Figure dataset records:

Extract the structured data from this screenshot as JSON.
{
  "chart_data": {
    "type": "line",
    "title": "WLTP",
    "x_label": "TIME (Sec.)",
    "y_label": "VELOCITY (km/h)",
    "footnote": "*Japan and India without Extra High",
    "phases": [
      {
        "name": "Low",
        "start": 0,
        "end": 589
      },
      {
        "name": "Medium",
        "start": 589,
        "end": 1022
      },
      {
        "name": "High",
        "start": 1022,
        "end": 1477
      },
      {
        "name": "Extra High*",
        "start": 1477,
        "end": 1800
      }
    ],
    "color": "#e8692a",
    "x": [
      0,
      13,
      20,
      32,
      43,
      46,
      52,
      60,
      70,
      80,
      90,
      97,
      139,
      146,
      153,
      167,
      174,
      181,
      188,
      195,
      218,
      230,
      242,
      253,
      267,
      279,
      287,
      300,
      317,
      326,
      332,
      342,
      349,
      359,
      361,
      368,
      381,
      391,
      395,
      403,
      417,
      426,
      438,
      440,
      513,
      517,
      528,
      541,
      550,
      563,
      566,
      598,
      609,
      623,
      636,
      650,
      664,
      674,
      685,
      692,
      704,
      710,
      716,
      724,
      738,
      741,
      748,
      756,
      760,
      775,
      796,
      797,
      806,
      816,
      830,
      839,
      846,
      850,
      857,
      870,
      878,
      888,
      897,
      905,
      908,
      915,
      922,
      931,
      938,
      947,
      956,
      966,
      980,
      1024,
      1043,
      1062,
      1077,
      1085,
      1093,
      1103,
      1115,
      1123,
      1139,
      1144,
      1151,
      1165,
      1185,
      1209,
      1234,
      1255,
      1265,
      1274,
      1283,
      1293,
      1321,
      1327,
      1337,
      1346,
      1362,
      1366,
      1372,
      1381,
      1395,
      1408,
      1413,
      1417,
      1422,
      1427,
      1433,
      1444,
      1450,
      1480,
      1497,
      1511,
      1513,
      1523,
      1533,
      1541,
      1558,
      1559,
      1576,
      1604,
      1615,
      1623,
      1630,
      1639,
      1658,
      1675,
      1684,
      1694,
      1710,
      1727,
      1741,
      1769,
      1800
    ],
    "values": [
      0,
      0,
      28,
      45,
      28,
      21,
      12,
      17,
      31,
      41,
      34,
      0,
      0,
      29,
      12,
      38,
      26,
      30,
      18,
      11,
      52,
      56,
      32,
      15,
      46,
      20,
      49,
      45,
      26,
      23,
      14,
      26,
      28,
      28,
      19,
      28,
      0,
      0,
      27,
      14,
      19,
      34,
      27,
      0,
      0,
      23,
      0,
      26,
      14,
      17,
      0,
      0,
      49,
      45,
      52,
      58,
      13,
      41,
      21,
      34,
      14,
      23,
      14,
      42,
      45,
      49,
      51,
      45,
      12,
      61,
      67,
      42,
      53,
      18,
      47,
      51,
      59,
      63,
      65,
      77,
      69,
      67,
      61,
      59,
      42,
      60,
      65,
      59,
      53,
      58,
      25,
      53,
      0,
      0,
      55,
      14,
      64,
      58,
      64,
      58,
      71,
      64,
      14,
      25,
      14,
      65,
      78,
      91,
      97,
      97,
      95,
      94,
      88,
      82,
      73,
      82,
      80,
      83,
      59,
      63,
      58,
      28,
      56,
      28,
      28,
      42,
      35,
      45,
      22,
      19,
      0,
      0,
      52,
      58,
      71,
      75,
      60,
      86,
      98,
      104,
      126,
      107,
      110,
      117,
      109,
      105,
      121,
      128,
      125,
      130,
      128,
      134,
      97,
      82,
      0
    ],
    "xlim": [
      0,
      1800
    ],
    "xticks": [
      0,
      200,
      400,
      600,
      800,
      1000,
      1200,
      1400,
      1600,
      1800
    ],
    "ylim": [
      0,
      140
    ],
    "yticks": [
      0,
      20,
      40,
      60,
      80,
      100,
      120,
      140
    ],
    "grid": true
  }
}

- _Direction_
Identify the lines of the entries containing the string "name". Copy each such line.

- _The result_
        "name": "Low",
        "name": "Medium",
        "name": "High",
        "name": "Extra High*",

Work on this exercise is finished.